> [STATED EXERCISE]: Show every line of the records below that contains the word "divPi".

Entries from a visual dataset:
__________________________________________________
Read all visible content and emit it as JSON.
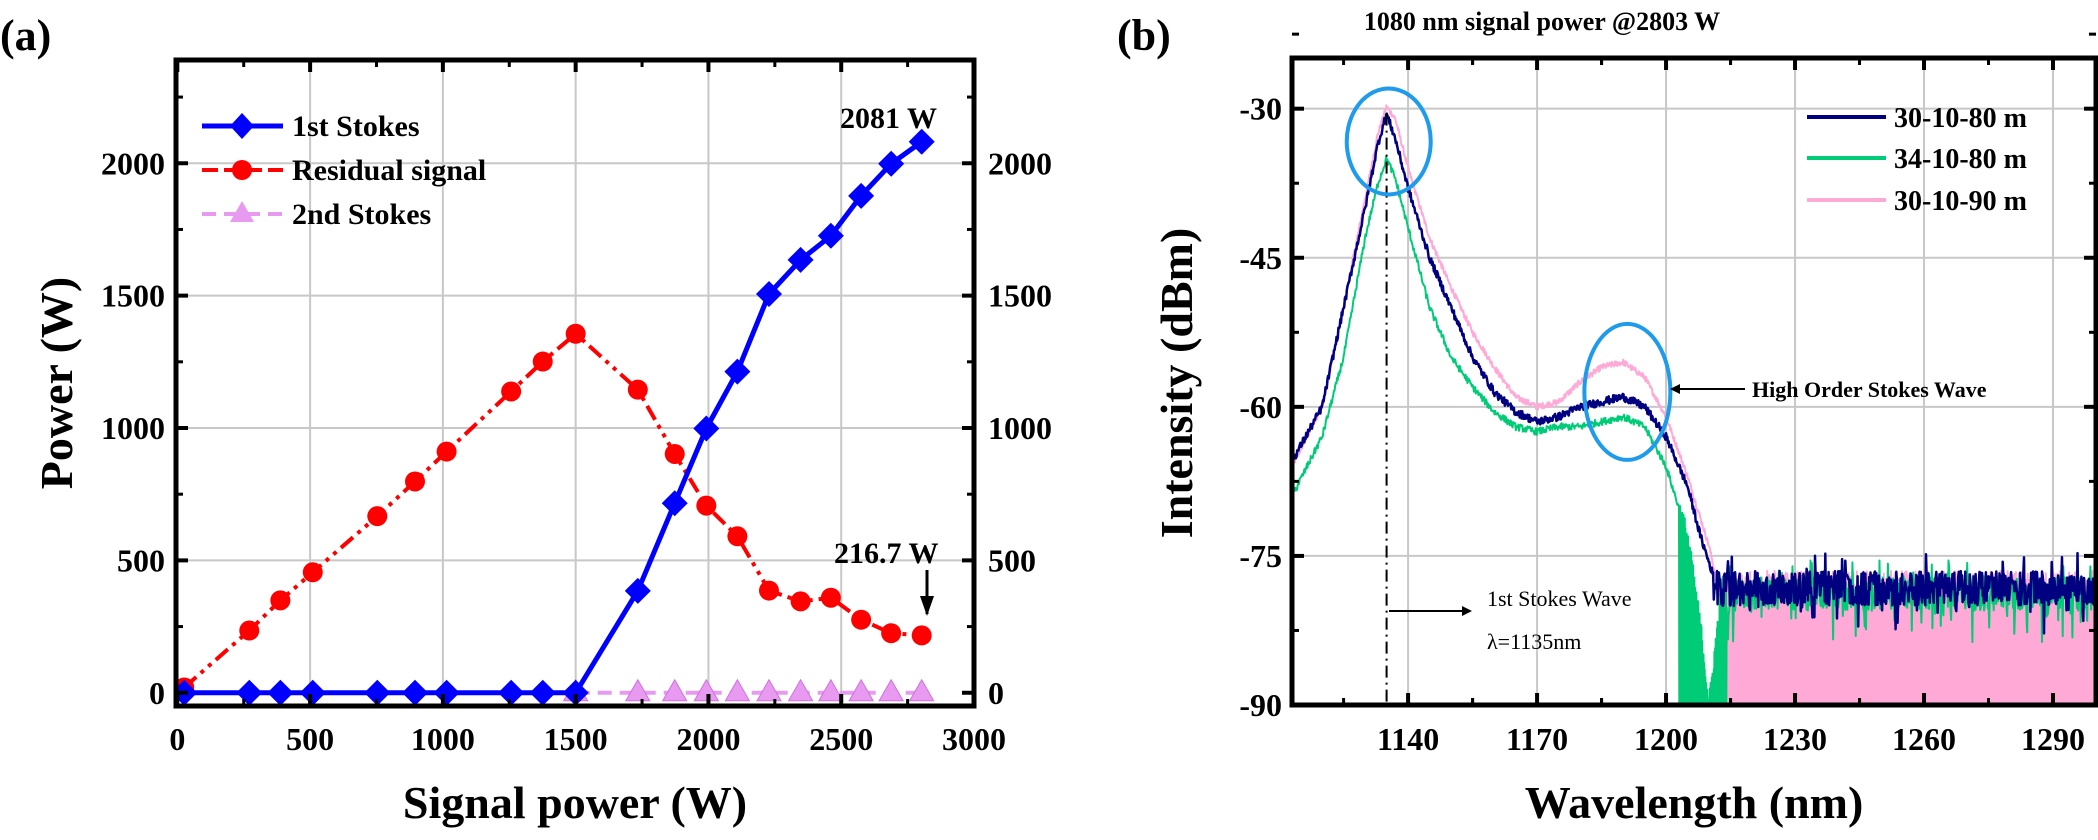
{
  "chart_data": [
    {
      "panel_label": "(a)",
      "type": "line",
      "xlabel": "Signal power (W)",
      "ylabel": "Power (W)",
      "xlim": [
        -5,
        3000
      ],
      "ylim": [
        -50,
        2390
      ],
      "x_ticks": [
        "0",
        "500",
        "1000",
        "1500",
        "2000",
        "2500",
        "3000"
      ],
      "y_ticks": [
        "0",
        "500",
        "1000",
        "1500",
        "2000"
      ],
      "y_ticks_right": [
        "0",
        "500",
        "1000",
        "1500",
        "2000"
      ],
      "grid": true,
      "legend_position": "top-left",
      "series": [
        {
          "name": "1st Stokes",
          "color": "#0000ff",
          "marker": "diamond",
          "line": "solid",
          "x": [
            26,
            271,
            388,
            510,
            753,
            895,
            1014,
            1257,
            1376,
            1500,
            1734,
            1873,
            1992,
            2109,
            2228,
            2347,
            2461,
            2575,
            2688,
            2803
          ],
          "y": [
            0,
            0,
            0,
            0,
            0,
            0,
            0,
            0,
            0,
            0,
            385,
            716,
            998,
            1213,
            1506,
            1635,
            1726,
            1877,
            1998,
            2081
          ]
        },
        {
          "name": "Residual signal",
          "color": "#ff0000",
          "marker": "circle",
          "line": "dash-dot-dot",
          "x": [
            26,
            271,
            388,
            510,
            753,
            895,
            1014,
            1257,
            1376,
            1500,
            1734,
            1873,
            1992,
            2109,
            2228,
            2347,
            2461,
            2575,
            2688,
            2803
          ],
          "y": [
            20,
            235,
            349,
            455,
            667,
            798,
            911,
            1138,
            1251,
            1356,
            1145,
            902,
            707,
            591,
            386,
            345,
            359,
            276,
            225,
            216.7
          ]
        },
        {
          "name": "2nd Stokes",
          "color": "#e79af0",
          "marker": "triangle",
          "line": "dash",
          "x": [
            1500,
            1734,
            1873,
            1992,
            2109,
            2228,
            2347,
            2461,
            2575,
            2688,
            2803
          ],
          "y": [
            0,
            0,
            0,
            0,
            0,
            0,
            0,
            0,
            0,
            0,
            0
          ]
        }
      ],
      "annotations": {
        "max_stokes": "2081 W",
        "min_residual": "216.7 W"
      }
    },
    {
      "panel_label": "(b)",
      "type": "line",
      "title": "1080 nm signal power @2803 W",
      "xlabel": "Wavelength (nm)",
      "ylabel": "Intensity (dBm)",
      "xlim": [
        1113,
        1300
      ],
      "ylim": [
        -90,
        -24.9
      ],
      "x_ticks": [
        "1140",
        "1170",
        "1200",
        "1230",
        "1260",
        "1290"
      ],
      "y_ticks": [
        "-30",
        "-45",
        "-60",
        "-75",
        "-90"
      ],
      "grid": true,
      "legend_position": "top-right",
      "series": [
        {
          "name": "30-10-90 m",
          "color": "#ffaad6",
          "x": [
            1113,
            1120,
            1125,
            1130,
            1133,
            1135,
            1137,
            1140,
            1145,
            1150,
            1155,
            1160,
            1165,
            1170,
            1175,
            1180,
            1185,
            1190,
            1195,
            1200,
            1205,
            1210,
            1213,
            1300
          ],
          "y": [
            -66,
            -60,
            -50,
            -39,
            -32.5,
            -29.8,
            -31,
            -36,
            -43,
            -48,
            -52.5,
            -56,
            -59,
            -60,
            -59.5,
            -57.5,
            -56,
            -55.5,
            -57,
            -61,
            -67,
            -74,
            -80,
            -80
          ]
        },
        {
          "name": "34-10-80 m",
          "color": "#00cc77",
          "x": [
            1113,
            1120,
            1125,
            1130,
            1133,
            1135,
            1137,
            1140,
            1145,
            1150,
            1155,
            1160,
            1165,
            1170,
            1175,
            1180,
            1185,
            1190,
            1195,
            1200,
            1205,
            1208,
            1210,
            1213,
            1300
          ],
          "y": [
            -69,
            -63,
            -55,
            -43,
            -37.5,
            -35,
            -37,
            -42,
            -50,
            -55,
            -58,
            -60.5,
            -62,
            -62.5,
            -62,
            -62,
            -61.5,
            -61,
            -62,
            -66,
            -73,
            -82,
            -90,
            -78,
            -78
          ]
        },
        {
          "name": "30-10-80 m",
          "color": "#000080",
          "x": [
            1113,
            1120,
            1125,
            1130,
            1133,
            1135,
            1137,
            1140,
            1145,
            1150,
            1155,
            1160,
            1165,
            1170,
            1175,
            1180,
            1185,
            1190,
            1195,
            1200,
            1205,
            1208,
            1211,
            1300
          ],
          "y": [
            -65.5,
            -60,
            -50,
            -40,
            -33.5,
            -30.5,
            -33,
            -38,
            -45,
            -50,
            -55,
            -58.5,
            -60.5,
            -61.5,
            -61,
            -60,
            -59.5,
            -59,
            -60,
            -63,
            -68,
            -73,
            -77,
            -77.5
          ]
        }
      ],
      "legend_order": [
        "30-10-80 m",
        "34-10-80 m",
        "30-10-90 m"
      ],
      "annotations": {
        "high_order": "High Order Stokes Wave",
        "first_stokes": "1st Stokes Wave",
        "lambda": "λ=1135nm",
        "first_stokes_wavelength": 1135,
        "highlight_color": "#1e9bea"
      }
    }
  ]
}
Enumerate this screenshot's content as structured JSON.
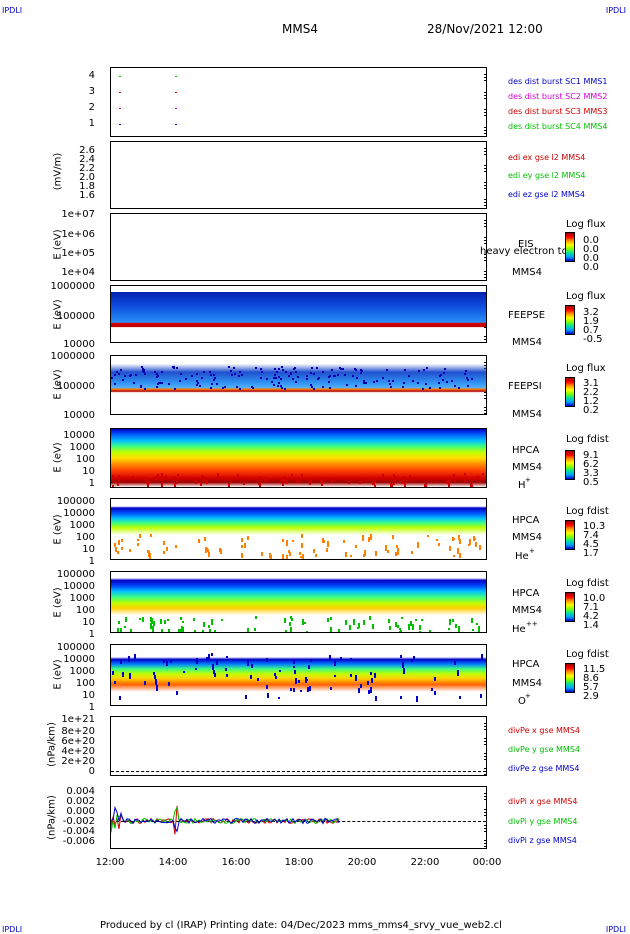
{
  "corners": {
    "tl": "IPDLI",
    "tr": "IPDLI",
    "bl": "IPDLI",
    "br": "IPDLI"
  },
  "header": {
    "title": "MMS4",
    "date": "28/Nov/2021 12:00"
  },
  "footer": "Produced by cl (IRAP)   Printing date: 04/Dec/2023   mms_mms4_srvy_vue_web2.cl",
  "colors": {
    "red": "#d00000",
    "green": "#00c000",
    "blue": "#0000c8",
    "magenta": "#d000d0"
  },
  "chart_data": [
    {
      "type": "scatter",
      "name": "burst",
      "yticks": [
        "4",
        "3",
        "2",
        "1"
      ],
      "legend": [
        {
          "text": "des dist burst SC1 MMS1",
          "color": "#0000c8"
        },
        {
          "text": "des dist burst SC2 MMS2",
          "color": "#d000d0"
        },
        {
          "text": "des dist burst SC3 MMS3",
          "color": "#d00000"
        },
        {
          "text": "des dist burst SC4 MMS4",
          "color": "#00c000"
        }
      ]
    },
    {
      "type": "line",
      "ylabel": "(mV/m)",
      "yticks": [
        "2.6",
        "2.4",
        "2.2",
        "2.0",
        "1.8",
        "1.6"
      ],
      "legend": [
        {
          "text": "edi ex gse l2 MMS4",
          "color": "#d00000"
        },
        {
          "text": "edi ey gse l2 MMS4",
          "color": "#00c000"
        },
        {
          "text": "edi ez gse l2 MMS4",
          "color": "#0000c8"
        }
      ]
    },
    {
      "type": "heatmap",
      "ylabel": "E (eV)",
      "yticks": [
        "1e+07",
        "1e+06",
        "1e+05",
        "1e+04"
      ],
      "labels": [
        "EIS",
        "MMS4"
      ],
      "overlap": "heavy electron to",
      "cbtitle": "Log flux",
      "cbvalues": [
        "0.0",
        "0.0",
        "0.0",
        "0.0"
      ]
    },
    {
      "type": "heatmap",
      "ylabel": "E (eV)",
      "yticks": [
        "1000000",
        "100000",
        "10000"
      ],
      "labels": [
        "FEEPSE",
        "MMS4"
      ],
      "cbtitle": "Log flux",
      "cbvalues": [
        "3.2",
        "1.9",
        "0.7",
        "-0.5"
      ]
    },
    {
      "type": "heatmap",
      "ylabel": "E (eV)",
      "yticks": [
        "1000000",
        "100000",
        "10000"
      ],
      "labels": [
        "FEEPSI",
        "MMS4"
      ],
      "cbtitle": "Log flux",
      "cbvalues": [
        "3.1",
        "2.2",
        "1.2",
        "0.2"
      ]
    },
    {
      "type": "heatmap",
      "ylabel": "E (eV)",
      "yticks": [
        "10000",
        "1000",
        "100",
        "10",
        "1"
      ],
      "labels": [
        "HPCA",
        "MMS4",
        "H"
      ],
      "sup": "+",
      "cbtitle": "Log fdist",
      "cbvalues": [
        "9.1",
        "6.2",
        "3.3",
        "0.5"
      ]
    },
    {
      "type": "heatmap",
      "ylabel": "E (eV)",
      "yticks": [
        "100000",
        "10000",
        "1000",
        "100",
        "10",
        "1"
      ],
      "labels": [
        "HPCA",
        "MMS4",
        "He"
      ],
      "sup": "+",
      "cbtitle": "Log fdist",
      "cbvalues": [
        "10.3",
        "7.4",
        "4.5",
        "1.7"
      ]
    },
    {
      "type": "heatmap",
      "ylabel": "E (eV)",
      "yticks": [
        "100000",
        "10000",
        "1000",
        "100",
        "10",
        "1"
      ],
      "labels": [
        "HPCA",
        "MMS4",
        "He"
      ],
      "sup": "++",
      "cbtitle": "Log fdist",
      "cbvalues": [
        "10.0",
        "7.1",
        "4.2",
        "1.4"
      ]
    },
    {
      "type": "heatmap",
      "ylabel": "E (eV)",
      "yticks": [
        "100000",
        "10000",
        "1000",
        "100",
        "10",
        "1"
      ],
      "labels": [
        "HPCA",
        "MMS4",
        "O"
      ],
      "sup": "+",
      "cbtitle": "Log fdist",
      "cbvalues": [
        "11.5",
        "8.6",
        "5.7",
        "2.9"
      ]
    },
    {
      "type": "line",
      "ylabel": "(nPa/km)",
      "yticks": [
        "1e+21",
        "8e+20",
        "6e+20",
        "4e+20",
        "2e+20",
        "0"
      ],
      "legend": [
        {
          "text": "divPe x gse MMS4",
          "color": "#d00000"
        },
        {
          "text": "divPe y gse MMS4",
          "color": "#00c000"
        },
        {
          "text": "divPe z gse MMS4",
          "color": "#0000c8"
        }
      ]
    },
    {
      "type": "line",
      "ylabel": "(nPa/km)",
      "yticks": [
        "0.004",
        "0.002",
        "0.000",
        "-0.002",
        "-0.004",
        "-0.006"
      ],
      "legend": [
        {
          "text": "divPi x gse MMS4",
          "color": "#d00000"
        },
        {
          "text": "divPi y gse MMS4",
          "color": "#00c000"
        },
        {
          "text": "divPi z gse MMS4",
          "color": "#0000c8"
        }
      ]
    }
  ],
  "xticks": [
    "12:00",
    "14:00",
    "16:00",
    "18:00",
    "20:00",
    "22:00",
    "00:00"
  ]
}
__________________________________________________
> [EXPECTED OUTPUT]:
          "text": "divPi x gse MMS4",
          "text": "divPi y gse MMS4",
          "text": "divPi z gse MMS4",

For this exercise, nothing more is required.